TASK BRIEF. Extract every line that contains the string "regime".

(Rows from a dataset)
☆ ☆ ☆ ☆ ☆

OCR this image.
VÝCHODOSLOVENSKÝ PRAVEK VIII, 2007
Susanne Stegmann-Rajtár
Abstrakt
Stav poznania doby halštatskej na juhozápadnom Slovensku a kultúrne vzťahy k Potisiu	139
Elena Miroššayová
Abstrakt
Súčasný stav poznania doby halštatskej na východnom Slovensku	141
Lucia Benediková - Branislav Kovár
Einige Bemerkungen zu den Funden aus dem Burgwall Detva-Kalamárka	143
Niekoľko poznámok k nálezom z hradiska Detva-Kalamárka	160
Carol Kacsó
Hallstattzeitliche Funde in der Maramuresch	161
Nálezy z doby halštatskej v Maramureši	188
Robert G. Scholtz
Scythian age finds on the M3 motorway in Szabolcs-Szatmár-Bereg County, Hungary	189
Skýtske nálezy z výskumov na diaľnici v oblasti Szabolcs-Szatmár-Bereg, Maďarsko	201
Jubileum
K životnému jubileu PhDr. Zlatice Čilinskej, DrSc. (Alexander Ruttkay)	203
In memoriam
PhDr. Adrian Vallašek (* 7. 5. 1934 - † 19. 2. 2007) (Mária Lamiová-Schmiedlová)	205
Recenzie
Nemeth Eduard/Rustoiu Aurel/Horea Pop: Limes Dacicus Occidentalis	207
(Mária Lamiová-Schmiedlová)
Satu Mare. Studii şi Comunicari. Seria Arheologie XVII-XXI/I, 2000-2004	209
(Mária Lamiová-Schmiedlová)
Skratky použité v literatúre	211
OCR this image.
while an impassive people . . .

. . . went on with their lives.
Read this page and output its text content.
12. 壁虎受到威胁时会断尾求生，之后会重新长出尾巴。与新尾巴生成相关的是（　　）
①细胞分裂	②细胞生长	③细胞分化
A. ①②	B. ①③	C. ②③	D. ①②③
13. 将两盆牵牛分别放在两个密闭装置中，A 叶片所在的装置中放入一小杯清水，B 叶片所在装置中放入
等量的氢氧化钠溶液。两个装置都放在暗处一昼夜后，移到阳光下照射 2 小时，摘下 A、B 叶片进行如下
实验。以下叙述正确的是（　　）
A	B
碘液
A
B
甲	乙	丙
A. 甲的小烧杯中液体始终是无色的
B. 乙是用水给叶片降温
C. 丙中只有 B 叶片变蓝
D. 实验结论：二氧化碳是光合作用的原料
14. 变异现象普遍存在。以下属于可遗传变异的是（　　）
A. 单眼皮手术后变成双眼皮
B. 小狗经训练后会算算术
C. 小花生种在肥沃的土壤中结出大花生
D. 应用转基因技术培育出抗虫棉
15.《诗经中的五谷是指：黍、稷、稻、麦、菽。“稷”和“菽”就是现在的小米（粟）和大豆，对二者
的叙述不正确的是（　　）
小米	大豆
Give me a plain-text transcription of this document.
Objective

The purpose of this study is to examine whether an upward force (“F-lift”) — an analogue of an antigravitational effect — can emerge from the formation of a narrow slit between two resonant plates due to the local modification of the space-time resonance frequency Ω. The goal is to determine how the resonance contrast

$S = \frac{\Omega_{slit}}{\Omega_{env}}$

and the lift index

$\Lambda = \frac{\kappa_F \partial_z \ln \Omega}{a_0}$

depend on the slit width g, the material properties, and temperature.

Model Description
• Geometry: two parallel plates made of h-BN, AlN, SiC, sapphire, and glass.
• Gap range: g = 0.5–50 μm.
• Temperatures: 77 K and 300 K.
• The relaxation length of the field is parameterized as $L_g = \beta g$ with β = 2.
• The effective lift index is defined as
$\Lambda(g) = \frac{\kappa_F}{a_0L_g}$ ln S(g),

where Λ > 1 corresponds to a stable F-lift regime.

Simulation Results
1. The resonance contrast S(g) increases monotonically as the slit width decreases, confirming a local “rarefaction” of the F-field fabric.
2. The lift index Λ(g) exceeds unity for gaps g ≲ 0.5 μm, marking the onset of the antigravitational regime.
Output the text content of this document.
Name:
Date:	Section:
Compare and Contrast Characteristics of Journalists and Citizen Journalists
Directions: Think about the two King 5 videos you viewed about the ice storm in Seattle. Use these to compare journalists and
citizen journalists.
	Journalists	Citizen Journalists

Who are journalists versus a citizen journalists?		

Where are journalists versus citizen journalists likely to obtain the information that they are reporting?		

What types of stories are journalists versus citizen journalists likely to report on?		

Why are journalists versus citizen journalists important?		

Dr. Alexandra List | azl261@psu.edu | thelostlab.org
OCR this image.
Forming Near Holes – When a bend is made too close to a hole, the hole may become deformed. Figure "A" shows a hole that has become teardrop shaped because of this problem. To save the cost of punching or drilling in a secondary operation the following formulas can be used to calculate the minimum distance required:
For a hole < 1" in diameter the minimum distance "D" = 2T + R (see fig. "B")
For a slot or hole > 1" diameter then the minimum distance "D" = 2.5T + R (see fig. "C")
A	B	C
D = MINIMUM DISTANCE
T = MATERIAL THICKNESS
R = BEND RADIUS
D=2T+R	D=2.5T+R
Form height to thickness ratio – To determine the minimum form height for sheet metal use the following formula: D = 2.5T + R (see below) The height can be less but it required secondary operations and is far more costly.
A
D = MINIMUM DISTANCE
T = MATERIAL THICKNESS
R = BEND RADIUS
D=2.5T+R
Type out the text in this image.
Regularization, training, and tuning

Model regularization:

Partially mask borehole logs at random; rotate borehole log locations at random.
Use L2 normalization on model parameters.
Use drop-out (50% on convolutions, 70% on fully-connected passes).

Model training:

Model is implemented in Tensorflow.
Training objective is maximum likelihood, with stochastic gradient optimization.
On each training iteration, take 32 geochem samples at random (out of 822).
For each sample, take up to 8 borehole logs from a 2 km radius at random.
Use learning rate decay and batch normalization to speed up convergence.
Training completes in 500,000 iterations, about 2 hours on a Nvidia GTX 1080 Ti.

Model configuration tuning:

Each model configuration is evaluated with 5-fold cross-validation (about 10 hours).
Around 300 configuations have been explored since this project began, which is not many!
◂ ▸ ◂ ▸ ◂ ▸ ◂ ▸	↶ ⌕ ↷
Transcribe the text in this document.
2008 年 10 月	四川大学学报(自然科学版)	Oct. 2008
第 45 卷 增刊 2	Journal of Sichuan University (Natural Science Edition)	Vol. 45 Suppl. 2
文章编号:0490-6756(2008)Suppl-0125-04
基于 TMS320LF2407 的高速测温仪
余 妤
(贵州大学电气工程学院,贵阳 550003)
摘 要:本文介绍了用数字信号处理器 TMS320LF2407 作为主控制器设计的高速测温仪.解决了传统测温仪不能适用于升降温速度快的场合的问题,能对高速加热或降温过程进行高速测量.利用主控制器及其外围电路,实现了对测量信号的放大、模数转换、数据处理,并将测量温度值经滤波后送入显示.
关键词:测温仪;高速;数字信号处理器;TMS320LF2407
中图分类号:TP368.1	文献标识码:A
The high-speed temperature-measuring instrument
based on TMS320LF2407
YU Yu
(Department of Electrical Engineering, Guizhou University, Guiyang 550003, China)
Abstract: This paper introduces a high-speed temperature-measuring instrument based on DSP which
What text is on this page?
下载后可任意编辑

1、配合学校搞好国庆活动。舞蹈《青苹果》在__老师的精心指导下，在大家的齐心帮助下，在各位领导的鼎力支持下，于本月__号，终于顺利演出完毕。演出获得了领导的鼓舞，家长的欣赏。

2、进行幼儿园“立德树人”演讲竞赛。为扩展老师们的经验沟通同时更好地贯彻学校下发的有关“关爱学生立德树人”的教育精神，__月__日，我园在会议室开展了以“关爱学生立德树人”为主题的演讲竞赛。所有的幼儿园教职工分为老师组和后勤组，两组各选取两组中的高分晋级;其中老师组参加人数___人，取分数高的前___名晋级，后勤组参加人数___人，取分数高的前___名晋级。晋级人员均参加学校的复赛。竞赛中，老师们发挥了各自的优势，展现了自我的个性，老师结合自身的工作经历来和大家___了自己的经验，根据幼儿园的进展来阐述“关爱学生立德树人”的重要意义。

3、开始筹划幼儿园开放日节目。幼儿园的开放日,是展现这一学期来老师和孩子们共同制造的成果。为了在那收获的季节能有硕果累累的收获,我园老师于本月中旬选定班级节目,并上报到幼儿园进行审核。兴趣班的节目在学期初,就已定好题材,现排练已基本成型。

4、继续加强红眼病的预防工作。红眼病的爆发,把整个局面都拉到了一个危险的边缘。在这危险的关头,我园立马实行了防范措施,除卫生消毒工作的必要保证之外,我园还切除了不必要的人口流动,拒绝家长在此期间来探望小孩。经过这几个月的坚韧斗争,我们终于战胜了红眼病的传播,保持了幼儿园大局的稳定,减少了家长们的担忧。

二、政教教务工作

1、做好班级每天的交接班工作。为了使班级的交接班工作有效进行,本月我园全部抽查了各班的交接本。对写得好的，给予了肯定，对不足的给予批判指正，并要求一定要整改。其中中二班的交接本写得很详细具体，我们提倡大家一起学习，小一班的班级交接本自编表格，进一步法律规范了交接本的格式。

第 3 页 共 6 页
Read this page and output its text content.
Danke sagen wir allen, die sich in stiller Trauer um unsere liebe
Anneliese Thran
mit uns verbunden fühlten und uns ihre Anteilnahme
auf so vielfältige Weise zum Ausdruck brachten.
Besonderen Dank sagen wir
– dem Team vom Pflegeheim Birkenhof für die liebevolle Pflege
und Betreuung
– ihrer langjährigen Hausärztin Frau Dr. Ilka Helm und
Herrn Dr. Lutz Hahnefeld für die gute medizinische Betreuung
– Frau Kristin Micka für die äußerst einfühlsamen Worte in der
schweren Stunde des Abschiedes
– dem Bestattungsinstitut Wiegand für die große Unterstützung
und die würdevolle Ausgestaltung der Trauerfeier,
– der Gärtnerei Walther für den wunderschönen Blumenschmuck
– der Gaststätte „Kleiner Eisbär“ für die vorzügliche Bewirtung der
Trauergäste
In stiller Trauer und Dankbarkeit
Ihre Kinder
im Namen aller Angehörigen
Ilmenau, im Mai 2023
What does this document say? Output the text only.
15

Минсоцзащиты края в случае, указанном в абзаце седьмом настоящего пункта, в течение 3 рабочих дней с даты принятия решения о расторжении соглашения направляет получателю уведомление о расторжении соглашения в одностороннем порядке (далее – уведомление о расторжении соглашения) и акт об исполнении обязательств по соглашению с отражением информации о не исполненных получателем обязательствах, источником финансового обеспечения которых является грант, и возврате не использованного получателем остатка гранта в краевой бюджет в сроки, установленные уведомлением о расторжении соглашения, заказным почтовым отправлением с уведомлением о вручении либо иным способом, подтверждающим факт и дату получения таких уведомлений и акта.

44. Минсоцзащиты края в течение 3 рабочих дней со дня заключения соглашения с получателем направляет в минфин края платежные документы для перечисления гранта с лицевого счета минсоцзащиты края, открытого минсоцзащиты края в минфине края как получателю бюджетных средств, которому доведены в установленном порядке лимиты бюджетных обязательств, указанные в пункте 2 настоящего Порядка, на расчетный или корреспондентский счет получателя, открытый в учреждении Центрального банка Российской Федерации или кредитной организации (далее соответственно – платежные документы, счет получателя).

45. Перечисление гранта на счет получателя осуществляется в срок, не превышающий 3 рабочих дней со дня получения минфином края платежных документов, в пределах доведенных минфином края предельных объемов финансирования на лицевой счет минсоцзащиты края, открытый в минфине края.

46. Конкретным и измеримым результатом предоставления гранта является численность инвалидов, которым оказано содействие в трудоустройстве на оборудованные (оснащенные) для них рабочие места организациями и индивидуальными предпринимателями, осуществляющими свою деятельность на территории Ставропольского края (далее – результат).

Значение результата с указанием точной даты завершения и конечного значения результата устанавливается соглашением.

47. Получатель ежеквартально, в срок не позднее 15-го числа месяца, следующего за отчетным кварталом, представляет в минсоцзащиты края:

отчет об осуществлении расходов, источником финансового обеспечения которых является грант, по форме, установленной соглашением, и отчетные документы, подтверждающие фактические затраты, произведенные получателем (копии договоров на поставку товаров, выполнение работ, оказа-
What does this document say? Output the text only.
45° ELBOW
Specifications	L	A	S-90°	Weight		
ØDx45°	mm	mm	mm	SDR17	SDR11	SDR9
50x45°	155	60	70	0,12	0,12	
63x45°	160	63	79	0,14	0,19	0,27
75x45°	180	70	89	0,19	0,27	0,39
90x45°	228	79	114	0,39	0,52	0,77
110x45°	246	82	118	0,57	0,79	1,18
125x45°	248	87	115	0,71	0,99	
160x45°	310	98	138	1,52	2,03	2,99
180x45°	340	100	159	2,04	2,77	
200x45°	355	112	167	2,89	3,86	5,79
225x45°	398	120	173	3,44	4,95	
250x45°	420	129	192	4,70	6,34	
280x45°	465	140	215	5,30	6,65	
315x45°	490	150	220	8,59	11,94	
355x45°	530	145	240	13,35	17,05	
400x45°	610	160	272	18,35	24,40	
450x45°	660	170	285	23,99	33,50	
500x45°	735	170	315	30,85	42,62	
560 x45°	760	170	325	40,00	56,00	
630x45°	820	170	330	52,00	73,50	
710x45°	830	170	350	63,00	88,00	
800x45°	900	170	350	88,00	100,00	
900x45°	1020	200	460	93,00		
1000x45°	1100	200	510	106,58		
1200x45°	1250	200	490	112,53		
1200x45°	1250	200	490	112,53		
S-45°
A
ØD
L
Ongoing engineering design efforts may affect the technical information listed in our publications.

☆ ☆ ☆ ☆ ☆

TASK RESPONSE.
where Λ > 1 corresponds to a stable F-lift regime.
2. The lift index Λ(g) exceeds unity for gaps g ≲ 0.5 μm, marking the onset of the antigravitational regime.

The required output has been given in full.